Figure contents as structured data

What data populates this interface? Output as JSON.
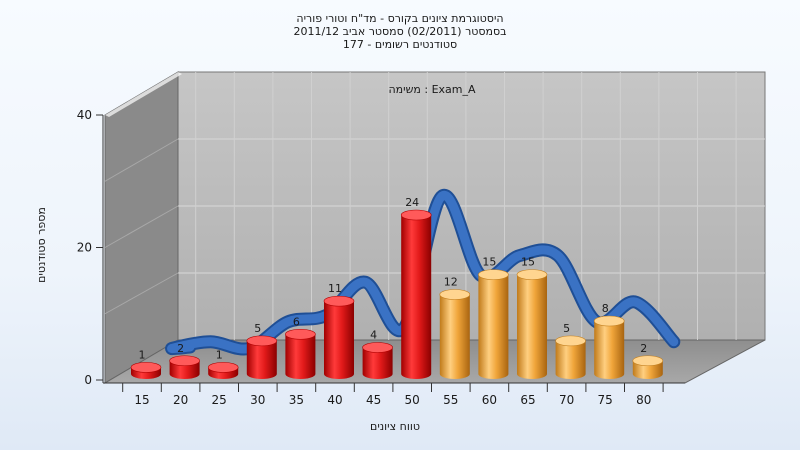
{
  "chart_data": {
    "type": "bar",
    "title_lines": [
      "היסטוגרמת ציונים בקורס - מד\"ח וטורי פוריה",
      "בסמסטר  (02/2011)  סמסטר אביב 2011/12",
      "סטודנטים רשומים - 177"
    ],
    "annotation": "משימה : Exam_A",
    "xlabel": "טווח ציונים",
    "ylabel": "מספר סטודנטים",
    "ylim": [
      0,
      40
    ],
    "yticks": [
      0,
      20,
      40
    ],
    "categories": [
      "15",
      "20",
      "25",
      "30",
      "35",
      "40",
      "45",
      "50",
      "55",
      "60",
      "65",
      "70",
      "75",
      "80"
    ],
    "values": [
      1,
      2,
      1,
      5,
      6,
      11,
      4,
      24,
      12,
      15,
      15,
      5,
      8,
      2
    ],
    "series": [
      {
        "values": [
          1,
          2,
          1,
          5,
          6,
          11,
          4,
          24,
          12,
          15,
          15,
          5,
          8,
          2
        ]
      }
    ],
    "grid": true,
    "legend": "none",
    "colors": {
      "red_bars": "#e21a1a",
      "orange_bars": "#f0a53a",
      "trend_line": "#3a72c4",
      "plot_back": "#b8b8b8",
      "side_wall": "#8a8a8a",
      "floor": "#9a9a9a"
    }
  }
}
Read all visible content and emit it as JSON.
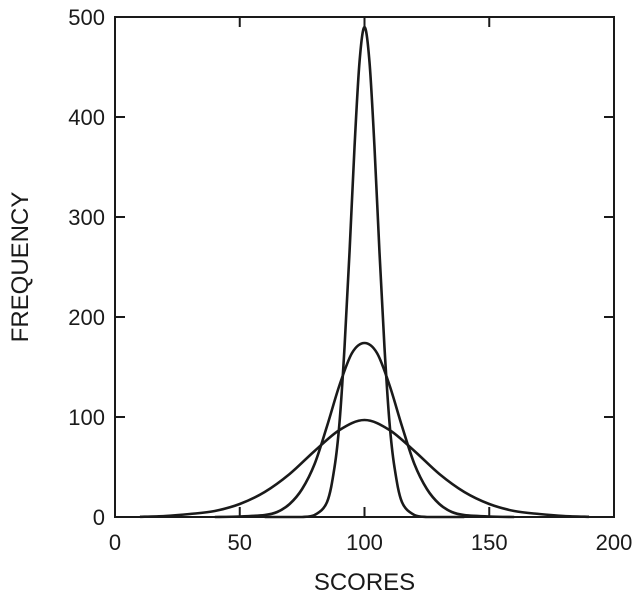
{
  "chart_data": {
    "type": "line",
    "title": "",
    "xlabel": "SCORES",
    "ylabel": "FREQUENCY",
    "xlim": [
      0,
      200
    ],
    "ylim": [
      0,
      500
    ],
    "x_ticks": [
      0,
      50,
      100,
      150,
      200
    ],
    "y_ticks": [
      0,
      100,
      200,
      300,
      400,
      500
    ],
    "grid": false,
    "legend": "none",
    "line_color": "#1a1a1a",
    "series": [
      {
        "x": [
          60,
          70,
          75,
          80,
          85,
          88,
          90,
          92,
          94,
          96,
          98,
          100,
          102,
          104,
          106,
          108,
          110,
          112,
          115,
          120,
          125,
          130,
          140
        ],
        "y": [
          0,
          0,
          0,
          2,
          15,
          50,
          95,
          170,
          265,
          370,
          455,
          490,
          455,
          370,
          265,
          170,
          95,
          50,
          15,
          2,
          0,
          0,
          0
        ]
      },
      {
        "x": [
          40,
          50,
          60,
          65,
          70,
          75,
          80,
          85,
          90,
          95,
          100,
          105,
          110,
          115,
          120,
          125,
          130,
          135,
          140,
          150,
          160
        ],
        "y": [
          0,
          0.5,
          2,
          5,
          13,
          28,
          53,
          91,
          132,
          164,
          174,
          164,
          132,
          91,
          53,
          28,
          13,
          5,
          2,
          0.5,
          0
        ]
      },
      {
        "x": [
          10,
          20,
          30,
          40,
          50,
          60,
          70,
          80,
          90,
          100,
          110,
          120,
          130,
          140,
          150,
          160,
          170,
          180,
          190
        ],
        "y": [
          0.2,
          1,
          3,
          6,
          13,
          25,
          43,
          66,
          87,
          97,
          87,
          66,
          43,
          25,
          13,
          6,
          3,
          1,
          0.2
        ]
      }
    ]
  }
}
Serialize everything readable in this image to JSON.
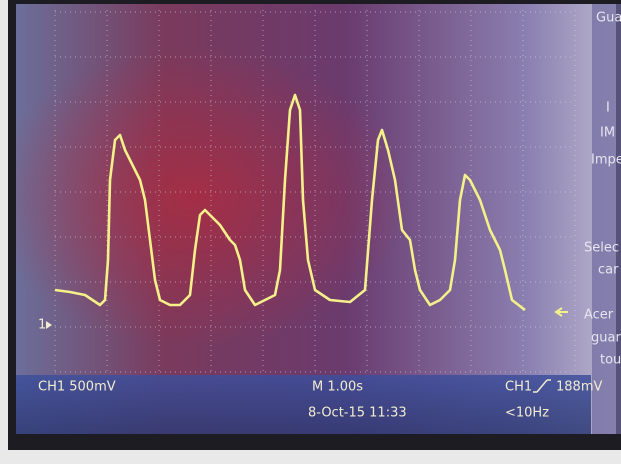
{
  "screen": {
    "channel_scale": "CH1 500mV",
    "timebase": "M 1.00s",
    "trigger_source": "CH1",
    "trigger_level": "188mV",
    "date_time": "8-Oct-15 11:33",
    "frequency": "<10Hz",
    "channel_marker": "1",
    "menu": [
      "Gua",
      "I",
      "IM",
      "Impe",
      "Selec",
      "car",
      "Acer",
      "guar",
      "tou"
    ]
  }
}
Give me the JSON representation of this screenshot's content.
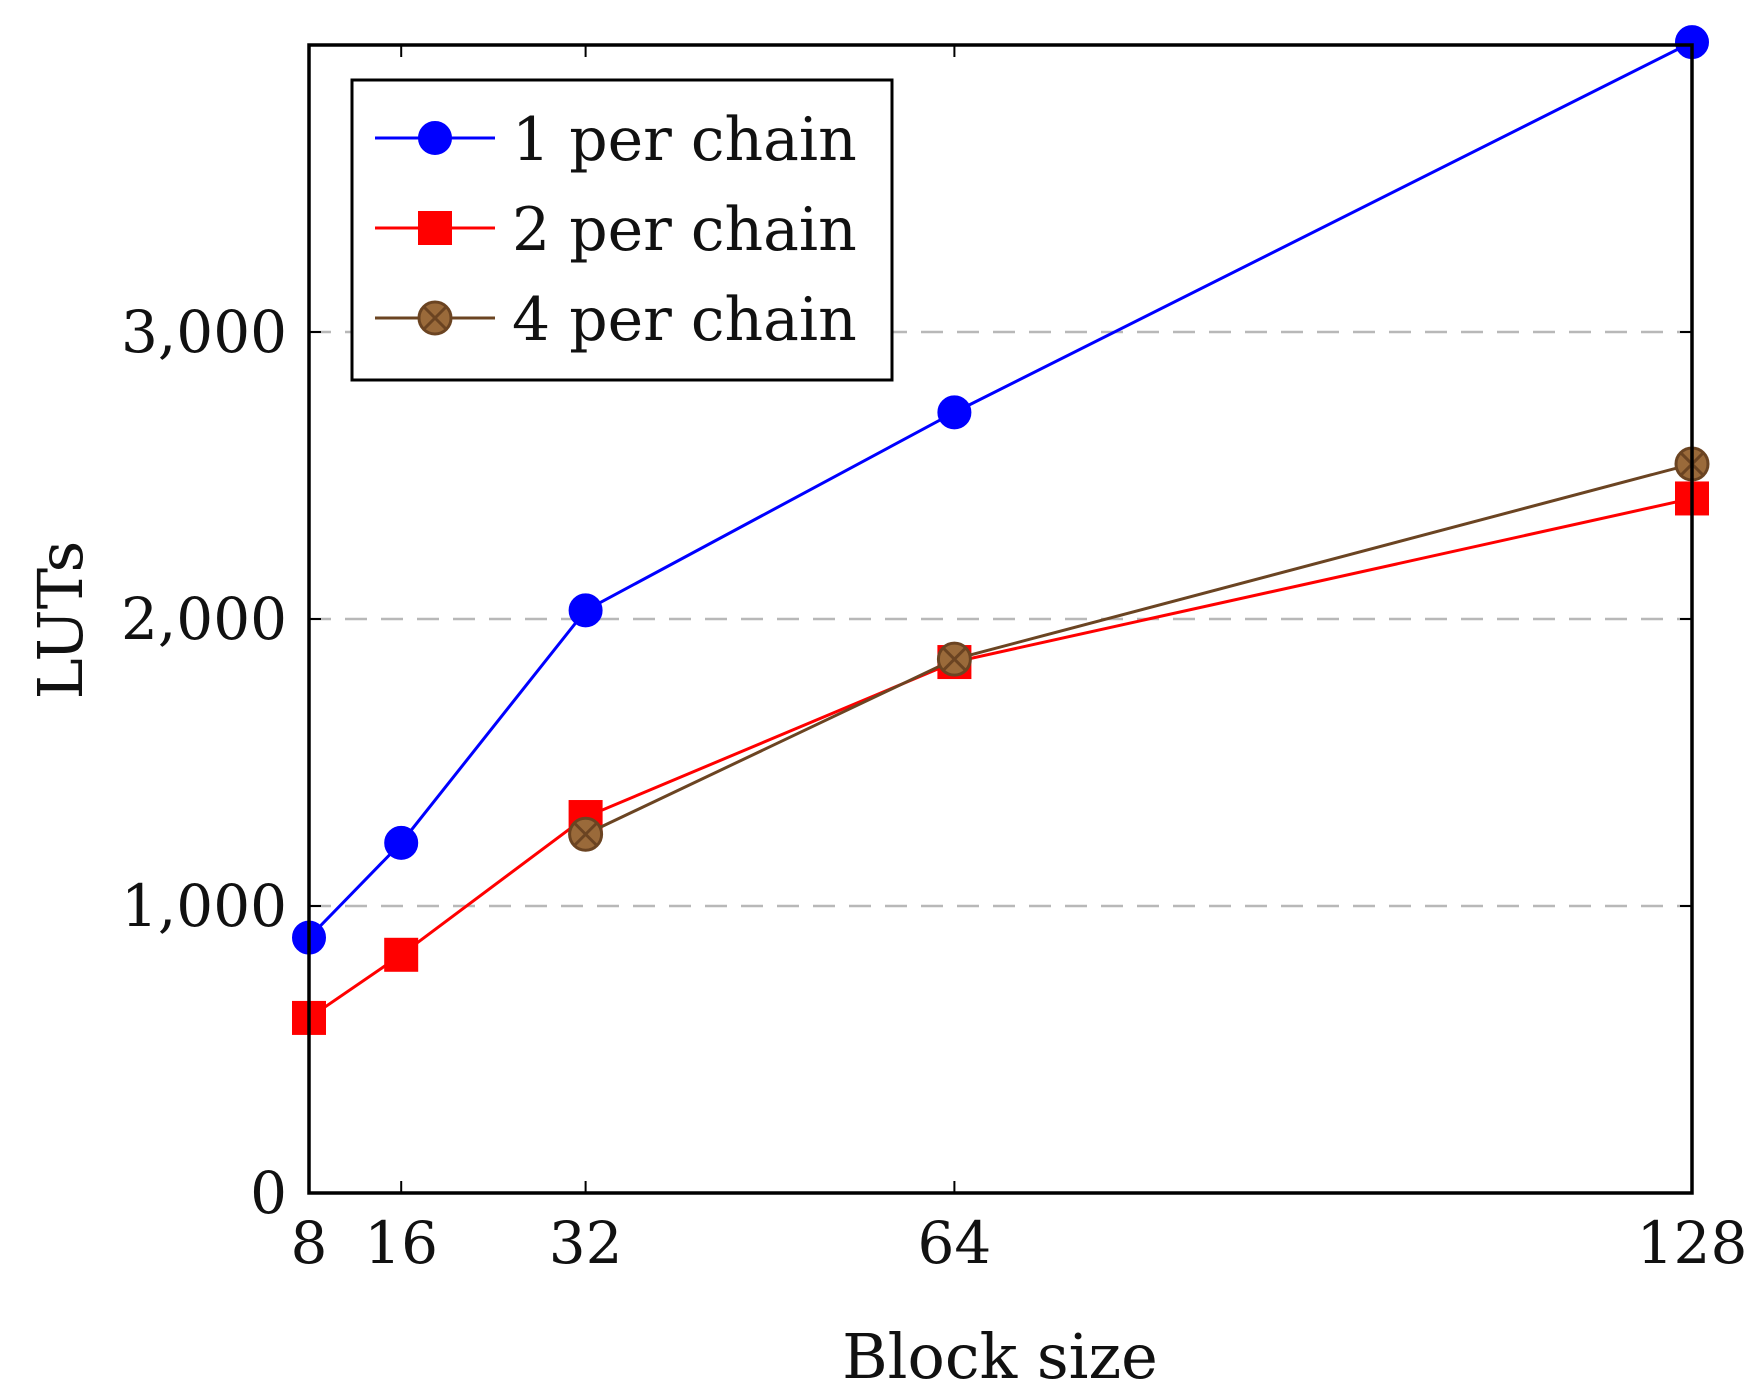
{
  "chart_data": {
    "type": "line",
    "xlabel": "Block size",
    "ylabel": "LUTs",
    "title": "",
    "x_ticks": [
      "8",
      "16",
      "32",
      "64",
      "128"
    ],
    "y_ticks": [
      "0",
      "1,000",
      "2,000",
      "3,000"
    ],
    "xlim": [
      8,
      128
    ],
    "ylim": [
      0,
      4000
    ],
    "grid": "horizontal dashed",
    "legend_position": "top-left",
    "series": [
      {
        "name": "1 per chain",
        "color": "#0000ff",
        "marker": "circle",
        "x": [
          8,
          16,
          32,
          64,
          128
        ],
        "y": [
          890,
          1220,
          2030,
          2720,
          4010
        ]
      },
      {
        "name": "2 per chain",
        "color": "#ff0000",
        "marker": "square",
        "x": [
          8,
          16,
          32,
          64,
          128
        ],
        "y": [
          610,
          830,
          1310,
          1850,
          2420
        ]
      },
      {
        "name": "4 per chain",
        "color": "#6b4422",
        "marker": "circle-x",
        "x": [
          32,
          64,
          128
        ],
        "y": [
          1250,
          1860,
          2540
        ]
      }
    ]
  }
}
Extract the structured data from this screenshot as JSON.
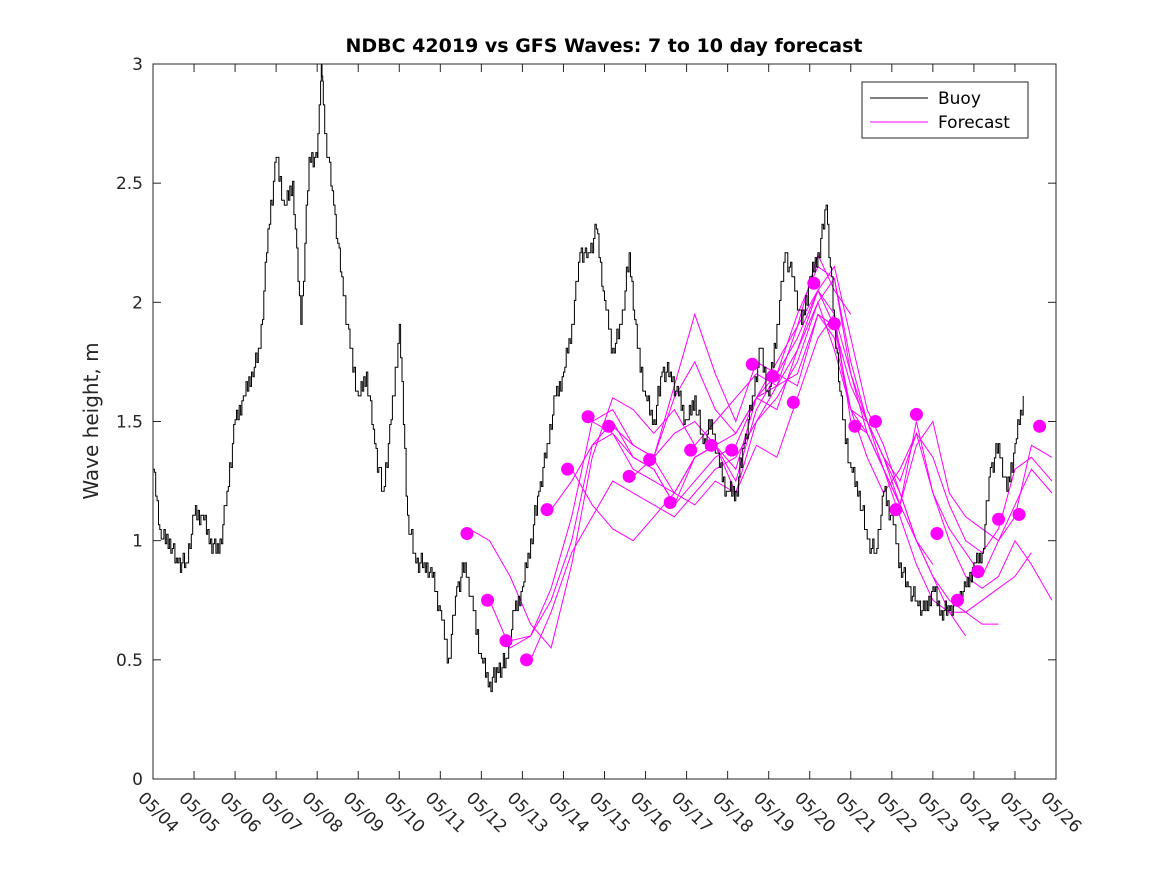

GIVEN PROBLEM
Ascertain the number of lines in the entries that include the word "this", and report only that number.

CORRECT RESULT
4